Identify the lines that contain the word "JSON" and copy each one.

>>>>

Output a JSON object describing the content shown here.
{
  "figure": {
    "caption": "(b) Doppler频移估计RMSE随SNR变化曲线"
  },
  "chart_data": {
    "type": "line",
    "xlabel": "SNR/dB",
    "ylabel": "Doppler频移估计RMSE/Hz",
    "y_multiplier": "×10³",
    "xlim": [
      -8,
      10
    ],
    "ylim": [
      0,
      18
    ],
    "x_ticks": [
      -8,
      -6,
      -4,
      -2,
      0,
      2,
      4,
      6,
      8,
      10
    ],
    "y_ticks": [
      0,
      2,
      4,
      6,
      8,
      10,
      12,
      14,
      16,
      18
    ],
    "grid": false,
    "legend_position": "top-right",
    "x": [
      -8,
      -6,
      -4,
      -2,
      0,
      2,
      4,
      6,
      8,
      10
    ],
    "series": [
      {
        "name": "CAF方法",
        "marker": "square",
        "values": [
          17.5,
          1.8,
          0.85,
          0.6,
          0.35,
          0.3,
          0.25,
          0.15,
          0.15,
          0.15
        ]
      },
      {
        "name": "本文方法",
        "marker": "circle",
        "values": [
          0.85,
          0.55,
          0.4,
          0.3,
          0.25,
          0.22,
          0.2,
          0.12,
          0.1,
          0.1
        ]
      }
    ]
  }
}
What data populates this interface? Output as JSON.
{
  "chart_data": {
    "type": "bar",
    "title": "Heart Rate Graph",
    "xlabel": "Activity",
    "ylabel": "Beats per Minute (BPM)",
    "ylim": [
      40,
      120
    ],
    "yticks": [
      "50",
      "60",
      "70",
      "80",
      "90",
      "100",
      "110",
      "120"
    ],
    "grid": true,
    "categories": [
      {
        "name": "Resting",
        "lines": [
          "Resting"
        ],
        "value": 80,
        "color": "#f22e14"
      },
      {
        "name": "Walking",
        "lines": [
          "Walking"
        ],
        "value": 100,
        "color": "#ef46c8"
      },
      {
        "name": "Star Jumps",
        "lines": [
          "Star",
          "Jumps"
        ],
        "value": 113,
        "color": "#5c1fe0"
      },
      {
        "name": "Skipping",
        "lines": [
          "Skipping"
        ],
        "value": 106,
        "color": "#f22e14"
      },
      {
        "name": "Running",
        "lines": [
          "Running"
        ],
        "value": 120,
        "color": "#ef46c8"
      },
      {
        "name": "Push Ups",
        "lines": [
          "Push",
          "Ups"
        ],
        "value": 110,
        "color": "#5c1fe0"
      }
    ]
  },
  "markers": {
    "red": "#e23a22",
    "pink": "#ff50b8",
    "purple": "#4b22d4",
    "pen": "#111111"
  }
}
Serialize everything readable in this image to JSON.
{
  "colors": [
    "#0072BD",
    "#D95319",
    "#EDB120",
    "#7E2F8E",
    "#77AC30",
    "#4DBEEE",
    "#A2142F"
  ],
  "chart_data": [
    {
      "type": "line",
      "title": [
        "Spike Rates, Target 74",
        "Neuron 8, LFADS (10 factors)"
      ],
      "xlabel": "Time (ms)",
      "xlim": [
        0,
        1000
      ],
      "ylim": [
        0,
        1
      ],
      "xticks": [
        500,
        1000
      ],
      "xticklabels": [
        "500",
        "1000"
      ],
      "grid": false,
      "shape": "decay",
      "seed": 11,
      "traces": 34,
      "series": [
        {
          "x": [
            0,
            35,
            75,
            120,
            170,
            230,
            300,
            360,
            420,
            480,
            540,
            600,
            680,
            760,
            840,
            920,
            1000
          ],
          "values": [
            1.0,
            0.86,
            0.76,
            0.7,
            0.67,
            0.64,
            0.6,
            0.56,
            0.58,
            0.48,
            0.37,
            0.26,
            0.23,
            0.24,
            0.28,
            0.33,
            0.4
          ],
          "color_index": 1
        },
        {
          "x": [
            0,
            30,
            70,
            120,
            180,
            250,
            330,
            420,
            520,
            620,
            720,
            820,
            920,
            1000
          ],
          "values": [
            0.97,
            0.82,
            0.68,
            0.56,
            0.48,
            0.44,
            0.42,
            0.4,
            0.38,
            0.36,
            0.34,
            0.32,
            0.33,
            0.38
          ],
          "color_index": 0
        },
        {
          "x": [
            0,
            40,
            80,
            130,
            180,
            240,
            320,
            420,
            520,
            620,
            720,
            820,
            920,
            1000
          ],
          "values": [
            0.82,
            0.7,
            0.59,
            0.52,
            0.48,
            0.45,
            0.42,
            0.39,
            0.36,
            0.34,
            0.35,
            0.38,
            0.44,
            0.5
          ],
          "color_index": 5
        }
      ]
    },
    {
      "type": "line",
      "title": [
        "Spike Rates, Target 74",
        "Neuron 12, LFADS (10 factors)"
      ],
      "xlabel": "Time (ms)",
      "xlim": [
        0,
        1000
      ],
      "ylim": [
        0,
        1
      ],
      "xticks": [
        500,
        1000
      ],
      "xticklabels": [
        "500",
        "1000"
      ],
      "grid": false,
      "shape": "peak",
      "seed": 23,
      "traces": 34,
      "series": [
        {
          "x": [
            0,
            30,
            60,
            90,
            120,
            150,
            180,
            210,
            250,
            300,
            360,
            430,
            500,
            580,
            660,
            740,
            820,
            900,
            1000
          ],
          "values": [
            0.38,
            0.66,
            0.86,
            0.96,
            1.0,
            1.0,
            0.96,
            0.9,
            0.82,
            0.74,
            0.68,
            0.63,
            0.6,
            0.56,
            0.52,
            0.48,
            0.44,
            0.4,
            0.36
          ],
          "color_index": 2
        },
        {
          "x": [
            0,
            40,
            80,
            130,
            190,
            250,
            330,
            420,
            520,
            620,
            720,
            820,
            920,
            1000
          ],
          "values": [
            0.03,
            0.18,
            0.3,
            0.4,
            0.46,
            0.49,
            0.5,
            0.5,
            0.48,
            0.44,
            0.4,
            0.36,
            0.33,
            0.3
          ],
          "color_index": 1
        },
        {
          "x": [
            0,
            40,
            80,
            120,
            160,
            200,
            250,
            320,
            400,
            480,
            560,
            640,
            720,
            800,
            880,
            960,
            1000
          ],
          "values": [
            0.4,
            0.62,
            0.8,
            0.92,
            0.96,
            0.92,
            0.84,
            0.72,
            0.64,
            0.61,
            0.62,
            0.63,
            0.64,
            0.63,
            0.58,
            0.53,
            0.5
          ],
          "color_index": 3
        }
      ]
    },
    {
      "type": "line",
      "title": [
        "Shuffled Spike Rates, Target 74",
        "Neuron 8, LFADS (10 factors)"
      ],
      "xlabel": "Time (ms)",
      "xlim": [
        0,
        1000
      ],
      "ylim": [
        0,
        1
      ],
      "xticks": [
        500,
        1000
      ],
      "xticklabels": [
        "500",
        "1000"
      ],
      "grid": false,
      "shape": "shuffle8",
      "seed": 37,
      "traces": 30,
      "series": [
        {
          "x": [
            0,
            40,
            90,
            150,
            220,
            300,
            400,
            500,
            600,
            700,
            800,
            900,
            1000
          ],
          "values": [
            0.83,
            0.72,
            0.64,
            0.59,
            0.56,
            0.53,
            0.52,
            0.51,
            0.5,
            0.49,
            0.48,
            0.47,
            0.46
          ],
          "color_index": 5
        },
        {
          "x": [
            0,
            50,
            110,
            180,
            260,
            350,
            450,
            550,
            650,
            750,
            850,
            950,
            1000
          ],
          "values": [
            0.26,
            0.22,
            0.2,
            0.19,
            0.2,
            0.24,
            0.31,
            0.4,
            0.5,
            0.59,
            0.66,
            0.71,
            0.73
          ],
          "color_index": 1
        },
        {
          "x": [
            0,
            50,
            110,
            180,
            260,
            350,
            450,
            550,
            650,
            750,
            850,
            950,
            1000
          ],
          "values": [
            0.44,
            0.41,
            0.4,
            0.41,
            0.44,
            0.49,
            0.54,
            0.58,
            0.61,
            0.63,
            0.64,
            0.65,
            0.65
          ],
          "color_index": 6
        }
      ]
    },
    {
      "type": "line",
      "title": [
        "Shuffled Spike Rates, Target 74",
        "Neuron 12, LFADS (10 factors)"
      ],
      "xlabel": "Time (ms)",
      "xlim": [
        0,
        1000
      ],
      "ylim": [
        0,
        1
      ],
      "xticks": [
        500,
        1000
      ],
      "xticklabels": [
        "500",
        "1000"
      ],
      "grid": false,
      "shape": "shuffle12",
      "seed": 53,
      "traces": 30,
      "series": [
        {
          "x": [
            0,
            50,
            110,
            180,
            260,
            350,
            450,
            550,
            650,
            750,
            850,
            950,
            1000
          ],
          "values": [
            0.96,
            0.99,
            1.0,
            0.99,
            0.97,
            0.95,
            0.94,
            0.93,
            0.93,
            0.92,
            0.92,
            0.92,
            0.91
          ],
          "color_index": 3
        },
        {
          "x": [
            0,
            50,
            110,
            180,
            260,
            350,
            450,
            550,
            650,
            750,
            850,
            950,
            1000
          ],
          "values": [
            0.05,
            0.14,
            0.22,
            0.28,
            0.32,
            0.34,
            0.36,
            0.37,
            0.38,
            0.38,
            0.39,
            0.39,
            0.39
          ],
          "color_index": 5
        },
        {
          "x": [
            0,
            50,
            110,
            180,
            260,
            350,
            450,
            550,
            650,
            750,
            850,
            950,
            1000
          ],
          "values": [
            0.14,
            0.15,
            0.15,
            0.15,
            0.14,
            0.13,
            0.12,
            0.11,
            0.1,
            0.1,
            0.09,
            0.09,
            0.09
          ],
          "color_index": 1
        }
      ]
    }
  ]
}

<<<<

Correct answer:
Output a JSON object describing the content shown here.
What data populates this interface? Output as JSON.
Serialize everything readable in this image to JSON.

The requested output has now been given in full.